Begin Dataset records

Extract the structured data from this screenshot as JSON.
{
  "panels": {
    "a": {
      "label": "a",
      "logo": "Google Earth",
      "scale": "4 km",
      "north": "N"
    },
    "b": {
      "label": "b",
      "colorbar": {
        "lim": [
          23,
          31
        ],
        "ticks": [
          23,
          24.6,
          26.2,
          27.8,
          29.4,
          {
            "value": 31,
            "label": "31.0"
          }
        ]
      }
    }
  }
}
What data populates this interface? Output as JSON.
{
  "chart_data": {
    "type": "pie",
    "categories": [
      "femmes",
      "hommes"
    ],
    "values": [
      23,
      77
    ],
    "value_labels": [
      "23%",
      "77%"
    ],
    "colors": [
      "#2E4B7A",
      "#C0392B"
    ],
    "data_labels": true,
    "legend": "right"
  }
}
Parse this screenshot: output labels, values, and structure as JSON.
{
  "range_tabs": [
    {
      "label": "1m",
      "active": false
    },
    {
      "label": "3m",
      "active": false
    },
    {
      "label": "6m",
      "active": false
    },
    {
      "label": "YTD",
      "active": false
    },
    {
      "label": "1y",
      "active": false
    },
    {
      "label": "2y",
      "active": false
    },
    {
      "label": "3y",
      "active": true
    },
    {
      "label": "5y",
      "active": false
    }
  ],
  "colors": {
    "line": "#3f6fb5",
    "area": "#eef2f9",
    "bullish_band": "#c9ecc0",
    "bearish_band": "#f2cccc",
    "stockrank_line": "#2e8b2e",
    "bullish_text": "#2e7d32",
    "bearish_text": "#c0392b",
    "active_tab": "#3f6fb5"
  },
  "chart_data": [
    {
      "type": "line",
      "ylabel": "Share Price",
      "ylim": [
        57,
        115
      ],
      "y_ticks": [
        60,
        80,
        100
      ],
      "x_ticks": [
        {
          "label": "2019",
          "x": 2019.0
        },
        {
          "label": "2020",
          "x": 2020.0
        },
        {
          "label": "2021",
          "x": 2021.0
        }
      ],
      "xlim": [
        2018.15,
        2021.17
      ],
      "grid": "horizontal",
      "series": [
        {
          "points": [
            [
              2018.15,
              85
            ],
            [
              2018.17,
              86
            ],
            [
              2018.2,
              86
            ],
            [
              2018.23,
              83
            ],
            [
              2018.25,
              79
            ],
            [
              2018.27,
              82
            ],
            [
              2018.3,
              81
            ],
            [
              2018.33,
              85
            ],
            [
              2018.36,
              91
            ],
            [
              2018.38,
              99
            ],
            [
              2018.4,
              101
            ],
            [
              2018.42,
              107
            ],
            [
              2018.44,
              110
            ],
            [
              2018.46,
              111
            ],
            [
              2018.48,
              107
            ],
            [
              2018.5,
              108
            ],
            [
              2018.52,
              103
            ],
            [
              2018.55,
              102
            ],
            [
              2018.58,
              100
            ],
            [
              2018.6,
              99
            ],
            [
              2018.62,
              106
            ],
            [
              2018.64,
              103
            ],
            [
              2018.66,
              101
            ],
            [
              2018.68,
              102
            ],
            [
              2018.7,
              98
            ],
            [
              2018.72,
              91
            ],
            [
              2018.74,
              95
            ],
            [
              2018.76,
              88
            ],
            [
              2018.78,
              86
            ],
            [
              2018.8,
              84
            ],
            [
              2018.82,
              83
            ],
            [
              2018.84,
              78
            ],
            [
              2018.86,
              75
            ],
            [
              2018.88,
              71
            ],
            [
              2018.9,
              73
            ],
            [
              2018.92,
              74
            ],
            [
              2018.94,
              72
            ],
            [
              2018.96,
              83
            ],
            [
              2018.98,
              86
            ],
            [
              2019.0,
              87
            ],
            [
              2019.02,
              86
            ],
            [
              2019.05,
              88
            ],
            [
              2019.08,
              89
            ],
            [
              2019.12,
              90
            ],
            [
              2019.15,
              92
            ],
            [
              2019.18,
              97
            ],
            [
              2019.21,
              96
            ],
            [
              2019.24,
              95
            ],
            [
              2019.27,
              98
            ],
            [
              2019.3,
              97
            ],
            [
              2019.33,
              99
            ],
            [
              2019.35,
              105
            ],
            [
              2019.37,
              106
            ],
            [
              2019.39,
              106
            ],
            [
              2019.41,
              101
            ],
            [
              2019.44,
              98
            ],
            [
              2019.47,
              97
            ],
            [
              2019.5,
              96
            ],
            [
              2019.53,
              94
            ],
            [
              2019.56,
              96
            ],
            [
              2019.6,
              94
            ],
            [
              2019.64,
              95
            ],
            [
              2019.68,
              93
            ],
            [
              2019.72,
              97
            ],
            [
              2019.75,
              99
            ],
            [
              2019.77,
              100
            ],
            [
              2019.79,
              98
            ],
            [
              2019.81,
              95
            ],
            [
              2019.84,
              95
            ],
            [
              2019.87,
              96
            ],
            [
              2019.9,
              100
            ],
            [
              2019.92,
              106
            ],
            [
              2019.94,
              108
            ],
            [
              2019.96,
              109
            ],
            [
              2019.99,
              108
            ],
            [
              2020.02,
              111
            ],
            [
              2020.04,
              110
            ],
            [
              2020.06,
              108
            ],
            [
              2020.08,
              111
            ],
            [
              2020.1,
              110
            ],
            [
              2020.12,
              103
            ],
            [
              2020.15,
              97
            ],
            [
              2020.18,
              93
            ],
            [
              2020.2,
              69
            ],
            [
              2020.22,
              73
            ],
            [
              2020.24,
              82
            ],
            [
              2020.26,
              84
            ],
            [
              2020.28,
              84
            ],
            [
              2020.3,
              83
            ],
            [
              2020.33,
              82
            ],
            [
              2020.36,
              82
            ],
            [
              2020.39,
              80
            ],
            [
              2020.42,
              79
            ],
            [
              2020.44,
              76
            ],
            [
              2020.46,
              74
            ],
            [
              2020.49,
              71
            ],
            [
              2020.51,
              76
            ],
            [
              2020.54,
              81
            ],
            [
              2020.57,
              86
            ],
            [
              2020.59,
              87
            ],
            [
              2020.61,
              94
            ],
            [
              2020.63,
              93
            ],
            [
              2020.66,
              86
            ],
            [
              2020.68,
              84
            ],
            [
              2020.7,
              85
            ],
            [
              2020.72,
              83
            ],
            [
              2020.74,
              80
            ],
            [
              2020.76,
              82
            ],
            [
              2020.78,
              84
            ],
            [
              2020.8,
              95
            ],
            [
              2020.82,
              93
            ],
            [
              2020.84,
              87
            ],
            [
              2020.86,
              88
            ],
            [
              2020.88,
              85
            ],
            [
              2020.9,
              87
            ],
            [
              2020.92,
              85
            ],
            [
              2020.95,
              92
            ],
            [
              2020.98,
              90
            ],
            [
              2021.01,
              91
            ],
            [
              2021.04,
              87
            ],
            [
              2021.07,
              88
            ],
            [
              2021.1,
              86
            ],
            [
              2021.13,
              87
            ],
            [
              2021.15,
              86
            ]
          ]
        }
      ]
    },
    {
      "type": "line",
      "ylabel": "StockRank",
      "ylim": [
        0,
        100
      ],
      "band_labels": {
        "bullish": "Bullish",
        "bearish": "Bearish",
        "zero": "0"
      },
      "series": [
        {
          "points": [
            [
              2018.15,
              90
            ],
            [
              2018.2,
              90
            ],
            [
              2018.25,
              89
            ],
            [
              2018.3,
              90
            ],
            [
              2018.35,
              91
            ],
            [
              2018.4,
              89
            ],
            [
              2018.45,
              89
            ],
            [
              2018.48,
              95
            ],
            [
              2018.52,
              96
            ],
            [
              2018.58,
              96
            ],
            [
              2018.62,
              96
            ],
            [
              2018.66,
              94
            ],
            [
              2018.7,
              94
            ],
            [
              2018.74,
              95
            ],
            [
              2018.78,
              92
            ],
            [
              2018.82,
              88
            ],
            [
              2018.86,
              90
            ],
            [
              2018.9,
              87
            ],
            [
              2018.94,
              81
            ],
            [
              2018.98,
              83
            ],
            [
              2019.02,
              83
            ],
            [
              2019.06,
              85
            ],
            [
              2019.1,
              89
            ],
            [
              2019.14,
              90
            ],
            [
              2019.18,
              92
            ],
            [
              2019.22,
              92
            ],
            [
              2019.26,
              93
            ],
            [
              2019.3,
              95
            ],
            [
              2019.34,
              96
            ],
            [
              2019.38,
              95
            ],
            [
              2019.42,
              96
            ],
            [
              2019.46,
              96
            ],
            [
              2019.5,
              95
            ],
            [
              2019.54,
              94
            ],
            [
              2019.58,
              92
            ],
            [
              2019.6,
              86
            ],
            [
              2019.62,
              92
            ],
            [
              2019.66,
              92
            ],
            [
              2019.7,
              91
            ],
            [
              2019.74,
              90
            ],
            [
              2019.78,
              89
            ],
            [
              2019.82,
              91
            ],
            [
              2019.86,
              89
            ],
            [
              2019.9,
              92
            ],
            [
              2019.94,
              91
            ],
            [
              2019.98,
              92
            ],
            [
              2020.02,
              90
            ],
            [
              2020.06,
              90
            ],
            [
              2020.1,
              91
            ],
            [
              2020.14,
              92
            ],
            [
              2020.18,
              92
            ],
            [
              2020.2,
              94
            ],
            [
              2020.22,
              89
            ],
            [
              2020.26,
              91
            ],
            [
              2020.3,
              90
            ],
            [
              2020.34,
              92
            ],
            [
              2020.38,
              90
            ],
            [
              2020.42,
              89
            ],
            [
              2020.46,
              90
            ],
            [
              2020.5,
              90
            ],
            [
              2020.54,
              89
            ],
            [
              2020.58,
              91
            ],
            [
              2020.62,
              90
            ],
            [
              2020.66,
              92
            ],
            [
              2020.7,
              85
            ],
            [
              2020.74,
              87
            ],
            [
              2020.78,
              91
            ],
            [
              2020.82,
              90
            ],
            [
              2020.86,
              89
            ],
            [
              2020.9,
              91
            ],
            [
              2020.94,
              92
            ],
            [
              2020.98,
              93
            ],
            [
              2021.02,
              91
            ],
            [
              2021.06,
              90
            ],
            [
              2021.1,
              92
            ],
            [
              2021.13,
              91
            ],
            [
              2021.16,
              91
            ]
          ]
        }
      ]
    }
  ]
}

End Dataset records

◆ **Problem**:
In the entries above, how many lines contain the word "this"? Answer with the number only.

◆ **Answer to the exercise**:
3